--- Start ---
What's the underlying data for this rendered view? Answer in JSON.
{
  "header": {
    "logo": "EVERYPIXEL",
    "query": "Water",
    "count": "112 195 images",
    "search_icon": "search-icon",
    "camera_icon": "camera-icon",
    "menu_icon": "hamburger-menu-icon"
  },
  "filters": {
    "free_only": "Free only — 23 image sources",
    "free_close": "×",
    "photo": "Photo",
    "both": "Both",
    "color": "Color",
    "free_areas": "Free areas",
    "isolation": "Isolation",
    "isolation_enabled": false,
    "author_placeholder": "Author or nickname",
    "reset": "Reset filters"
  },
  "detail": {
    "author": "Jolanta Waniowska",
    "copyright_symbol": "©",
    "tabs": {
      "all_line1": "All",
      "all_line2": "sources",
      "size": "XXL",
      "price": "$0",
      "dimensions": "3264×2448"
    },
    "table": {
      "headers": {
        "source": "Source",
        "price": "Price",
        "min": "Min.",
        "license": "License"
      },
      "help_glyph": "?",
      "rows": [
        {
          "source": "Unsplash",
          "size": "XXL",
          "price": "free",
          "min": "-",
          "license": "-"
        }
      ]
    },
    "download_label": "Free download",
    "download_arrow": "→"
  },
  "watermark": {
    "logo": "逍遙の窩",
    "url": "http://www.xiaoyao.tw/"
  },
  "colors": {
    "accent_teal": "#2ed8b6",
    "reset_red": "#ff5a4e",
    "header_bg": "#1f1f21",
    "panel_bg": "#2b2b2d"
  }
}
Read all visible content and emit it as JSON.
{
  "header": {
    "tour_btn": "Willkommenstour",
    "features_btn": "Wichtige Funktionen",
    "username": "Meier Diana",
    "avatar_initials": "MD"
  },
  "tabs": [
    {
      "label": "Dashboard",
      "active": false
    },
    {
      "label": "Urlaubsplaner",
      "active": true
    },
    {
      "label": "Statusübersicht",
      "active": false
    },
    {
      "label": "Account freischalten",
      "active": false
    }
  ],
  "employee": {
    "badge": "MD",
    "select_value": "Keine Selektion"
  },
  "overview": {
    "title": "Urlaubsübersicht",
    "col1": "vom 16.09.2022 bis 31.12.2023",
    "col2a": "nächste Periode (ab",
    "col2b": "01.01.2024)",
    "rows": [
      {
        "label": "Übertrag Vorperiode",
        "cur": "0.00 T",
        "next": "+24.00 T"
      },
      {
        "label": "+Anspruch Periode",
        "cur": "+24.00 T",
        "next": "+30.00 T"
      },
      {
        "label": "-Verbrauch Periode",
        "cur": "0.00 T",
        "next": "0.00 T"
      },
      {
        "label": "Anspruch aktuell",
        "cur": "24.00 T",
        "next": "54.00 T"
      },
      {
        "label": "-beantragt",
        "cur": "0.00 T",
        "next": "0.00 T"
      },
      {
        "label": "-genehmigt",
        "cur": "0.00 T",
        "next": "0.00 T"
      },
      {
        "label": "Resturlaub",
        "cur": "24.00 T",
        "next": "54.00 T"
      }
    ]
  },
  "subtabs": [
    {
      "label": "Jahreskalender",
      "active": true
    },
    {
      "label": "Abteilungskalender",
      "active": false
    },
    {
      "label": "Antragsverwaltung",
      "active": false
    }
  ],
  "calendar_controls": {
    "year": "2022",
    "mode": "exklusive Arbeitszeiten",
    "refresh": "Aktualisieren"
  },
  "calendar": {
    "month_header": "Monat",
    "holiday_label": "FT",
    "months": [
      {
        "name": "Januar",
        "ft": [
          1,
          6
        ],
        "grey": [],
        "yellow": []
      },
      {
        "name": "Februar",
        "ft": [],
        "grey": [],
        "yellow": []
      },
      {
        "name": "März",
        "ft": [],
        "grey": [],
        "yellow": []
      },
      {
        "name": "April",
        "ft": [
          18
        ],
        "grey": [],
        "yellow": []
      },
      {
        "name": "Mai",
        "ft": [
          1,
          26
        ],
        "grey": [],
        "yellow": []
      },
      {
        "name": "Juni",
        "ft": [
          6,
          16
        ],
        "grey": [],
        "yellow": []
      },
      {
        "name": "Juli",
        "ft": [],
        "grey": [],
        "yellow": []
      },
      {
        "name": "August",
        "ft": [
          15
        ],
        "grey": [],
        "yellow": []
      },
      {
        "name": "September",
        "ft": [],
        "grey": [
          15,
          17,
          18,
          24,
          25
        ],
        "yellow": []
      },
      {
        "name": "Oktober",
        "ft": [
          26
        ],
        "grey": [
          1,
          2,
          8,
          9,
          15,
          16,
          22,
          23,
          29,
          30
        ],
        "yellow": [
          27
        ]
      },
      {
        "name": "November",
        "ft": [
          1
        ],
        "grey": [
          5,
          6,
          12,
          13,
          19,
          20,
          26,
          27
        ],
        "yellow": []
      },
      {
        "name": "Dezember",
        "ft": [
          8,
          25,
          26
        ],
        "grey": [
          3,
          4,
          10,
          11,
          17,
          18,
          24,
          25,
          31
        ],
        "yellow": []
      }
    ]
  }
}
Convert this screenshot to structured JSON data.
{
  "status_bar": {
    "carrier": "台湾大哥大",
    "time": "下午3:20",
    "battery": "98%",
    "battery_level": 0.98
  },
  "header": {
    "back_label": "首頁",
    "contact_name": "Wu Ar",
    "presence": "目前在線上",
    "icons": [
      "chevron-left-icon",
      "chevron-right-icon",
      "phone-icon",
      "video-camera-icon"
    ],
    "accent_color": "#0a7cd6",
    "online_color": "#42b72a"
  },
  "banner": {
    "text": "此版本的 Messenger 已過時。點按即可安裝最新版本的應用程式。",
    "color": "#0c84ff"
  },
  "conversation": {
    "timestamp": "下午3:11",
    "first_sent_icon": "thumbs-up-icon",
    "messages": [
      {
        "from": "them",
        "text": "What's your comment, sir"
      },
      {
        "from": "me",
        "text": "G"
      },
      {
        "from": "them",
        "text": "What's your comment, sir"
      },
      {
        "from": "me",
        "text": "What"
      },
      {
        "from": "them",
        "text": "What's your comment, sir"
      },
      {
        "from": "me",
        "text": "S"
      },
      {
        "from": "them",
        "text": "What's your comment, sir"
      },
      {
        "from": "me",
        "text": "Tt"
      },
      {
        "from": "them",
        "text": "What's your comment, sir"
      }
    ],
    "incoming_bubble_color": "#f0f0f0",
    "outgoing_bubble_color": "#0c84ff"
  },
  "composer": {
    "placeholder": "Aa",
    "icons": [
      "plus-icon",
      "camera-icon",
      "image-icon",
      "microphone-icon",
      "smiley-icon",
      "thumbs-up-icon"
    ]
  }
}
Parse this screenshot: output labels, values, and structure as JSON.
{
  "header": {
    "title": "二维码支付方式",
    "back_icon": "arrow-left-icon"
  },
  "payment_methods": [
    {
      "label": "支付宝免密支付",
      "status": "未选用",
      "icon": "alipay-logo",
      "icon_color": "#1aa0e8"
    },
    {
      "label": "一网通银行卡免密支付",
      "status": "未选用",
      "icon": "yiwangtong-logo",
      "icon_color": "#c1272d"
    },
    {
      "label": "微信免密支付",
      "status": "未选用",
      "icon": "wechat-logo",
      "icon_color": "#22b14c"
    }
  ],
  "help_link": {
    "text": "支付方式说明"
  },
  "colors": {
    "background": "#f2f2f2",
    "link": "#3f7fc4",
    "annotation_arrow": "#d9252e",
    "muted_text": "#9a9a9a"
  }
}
--- End ---
> _Short task_: Transcribe every record above exactly as it appears.

> _Correct response_:
What's the underlying data for this rendered view? Answer in JSON.
{
  "header": {
    "logo": "EVERYPIXEL",
    "query": "Water",
    "count": "112 195 images",
    "search_icon": "search-icon",
    "camera_icon": "camera-icon",
    "menu_icon": "hamburger-menu-icon"
  },
  "filters": {
    "free_only": "Free only — 23 image sources",
    "free_close": "×",
    "photo": "Photo",
    "both": "Both",
    "color": "Color",
    "free_areas": "Free areas",
    "isolation": "Isolation",
    "isolation_enabled": false,
    "author_placeholder": "Author or nickname",
    "reset": "Reset filters"
  },
  "detail": {
    "author": "Jolanta Waniowska",
    "copyright_symbol": "©",
    "tabs": {
      "all_line1": "All",
      "all_line2": "sources",
      "size": "XXL",
      "price": "$0",
      "dimensions": "3264×2448"
    },
    "table": {
      "headers": {
        "source": "Source",
        "price": "Price",
        "min": "Min.",
        "license": "License"
      },
      "help_glyph": "?",
      "rows": [
        {
          "source": "Unsplash",
          "size": "XXL",
          "price": "free",
          "min": "-",
          "license": "-"
        }
      ]
    },
    "download_label": "Free download",
    "download_arrow": "→"
  },
  "watermark": {
    "logo": "逍遙の窩",
    "url": "http://www.xiaoyao.tw/"
  },
  "colors": {
    "accent_teal": "#2ed8b6",
    "reset_red": "#ff5a4e",
    "header_bg": "#1f1f21",
    "panel_bg": "#2b2b2d"
  }
}
Read all visible content and emit it as JSON.
{
  "header": {
    "tour_btn": "Willkommenstour",
    "features_btn": "Wichtige Funktionen",
    "username": "Meier Diana",
    "avatar_initials": "MD"
  },
  "tabs": [
    {
      "label": "Dashboard",
      "active": false
    },
    {
      "label": "Urlaubsplaner",
      "active": true
    },
    {
      "label": "Statusübersicht",
      "active": false
    },
    {
      "label": "Account freischalten",
      "active": false
    }
  ],
  "employee": {
    "badge": "MD",
    "select_value": "Keine Selektion"
  },
  "overview": {
    "title": "Urlaubsübersicht",
    "col1": "vom 16.09.2022 bis 31.12.2023",
    "col2a": "nächste Periode (ab",
    "col2b": "01.01.2024)",
    "rows": [
      {
        "label": "Übertrag Vorperiode",
        "cur": "0.00 T",
        "next": "+24.00 T"
      },
      {
        "label": "+Anspruch Periode",
        "cur": "+24.00 T",
        "next": "+30.00 T"
      },
      {
        "label": "-Verbrauch Periode",
        "cur": "0.00 T",
        "next": "0.00 T"
      },
      {
        "label": "Anspruch aktuell",
        "cur": "24.00 T",
        "next": "54.00 T"
      },
      {
        "label": "-beantragt",
        "cur": "0.00 T",
        "next": "0.00 T"
      },
      {
        "label": "-genehmigt",
        "cur": "0.00 T",
        "next": "0.00 T"
      },
      {
        "label": "Resturlaub",
        "cur": "24.00 T",
        "next": "54.00 T"
      }
    ]
  },
  "subtabs": [
    {
      "label": "Jahreskalender",
      "active": true
    },
    {
      "label": "Abteilungskalender",
      "active": false
    },
    {
      "label": "Antragsverwaltung",
      "active": false
    }
  ],
  "calendar_controls": {
    "year": "2022",
    "mode": "exklusive Arbeitszeiten",
    "refresh": "Aktualisieren"
  },
  "calendar": {
    "month_header": "Monat",
    "holiday_label": "FT",
    "months": [
      {
        "name": "Januar",
        "ft": [
          1,
          6
        ],
        "grey": [],
        "yellow": []
      },
      {
        "name": "Februar",
        "ft": [],
        "grey": [],
        "yellow": []
      },
      {
        "name": "März",
        "ft": [],
        "grey": [],
        "yellow": []
      },
      {
        "name": "April",
        "ft": [
          18
        ],
        "grey": [],
        "yellow": []
      },
      {
        "name": "Mai",
        "ft": [
          1,
          26
        ],
        "grey": [],
        "yellow": []
      },
      {
        "name": "Juni",
        "ft": [
          6,
          16
        ],
        "grey": [],
        "yellow": []
      },
      {
        "name": "Juli",
        "ft": [],
        "grey": [],
        "yellow": []
      },
      {
        "name": "August",
        "ft": [
          15
        ],
        "grey": [],
        "yellow": []
      },
      {
        "name": "September",
        "ft": [],
        "grey": [
          15,
          17,
          18,
          24,
          25
        ],
        "yellow": []
      },
      {
        "name": "Oktober",
        "ft": [
          26
        ],
        "grey": [
          1,
          2,
          8,
          9,
          15,
          16,
          22,
          23,
          29,
          30
        ],
        "yellow": [
          27
        ]
      },
      {
        "name": "November",
        "ft": [
          1
        ],
        "grey": [
          5,
          6,
          12,
          13,
          19,
          20,
          26,
          27
        ],
        "yellow": []
      },
      {
        "name": "Dezember",
        "ft": [
          8,
          25,
          26
        ],
        "grey": [
          3,
          4,
          10,
          11,
          17,
          18,
          24,
          25,
          31
        ],
        "yellow": []
      }
    ]
  }
}
Convert this screenshot to structured JSON data.
{
  "status_bar": {
    "carrier": "台湾大哥大",
    "time": "下午3:20",
    "battery": "98%",
    "battery_level": 0.98
  },
  "header": {
    "back_label": "首頁",
    "contact_name": "Wu Ar",
    "presence": "目前在線上",
    "icons": [
      "chevron-left-icon",
      "chevron-right-icon",
      "phone-icon",
      "video-camera-icon"
    ],
    "accent_color": "#0a7cd6",
    "online_color": "#42b72a"
  },
  "banner": {
    "text": "此版本的 Messenger 已過時。點按即可安裝最新版本的應用程式。",
    "color": "#0c84ff"
  },
  "conversation": {
    "timestamp": "下午3:11",
    "first_sent_icon": "thumbs-up-icon",
    "messages": [
      {
        "from": "them",
        "text": "What's your comment, sir"
      },
      {
        "from": "me",
        "text": "G"
      },
      {
        "from": "them",
        "text": "What's your comment, sir"
      },
      {
        "from": "me",
        "text": "What"
      },
      {
        "from": "them",
        "text": "What's your comment, sir"
      },
      {
        "from": "me",
        "text": "S"
      },
      {
        "from": "them",
        "text": "What's your comment, sir"
      },
      {
        "from": "me",
        "text": "Tt"
      },
      {
        "from": "them",
        "text": "What's your comment, sir"
      }
    ],
    "incoming_bubble_color": "#f0f0f0",
    "outgoing_bubble_color": "#0c84ff"
  },
  "composer": {
    "placeholder": "Aa",
    "icons": [
      "plus-icon",
      "camera-icon",
      "image-icon",
      "microphone-icon",
      "smiley-icon",
      "thumbs-up-icon"
    ]
  }
}
Parse this screenshot: output labels, values, and structure as JSON.
{
  "header": {
    "title": "二维码支付方式",
    "back_icon": "arrow-left-icon"
  },
  "payment_methods": [
    {
      "label": "支付宝免密支付",
      "status": "未选用",
      "icon": "alipay-logo",
      "icon_color": "#1aa0e8"
    },
    {
      "label": "一网通银行卡免密支付",
      "status": "未选用",
      "icon": "yiwangtong-logo",
      "icon_color": "#c1272d"
    },
    {
      "label": "微信免密支付",
      "status": "未选用",
      "icon": "wechat-logo",
      "icon_color": "#22b14c"
    }
  ],
  "help_link": {
    "text": "支付方式说明"
  },
  "colors": {
    "background": "#f2f2f2",
    "link": "#3f7fc4",
    "annotation_arrow": "#d9252e",
    "muted_text": "#9a9a9a"
  }
}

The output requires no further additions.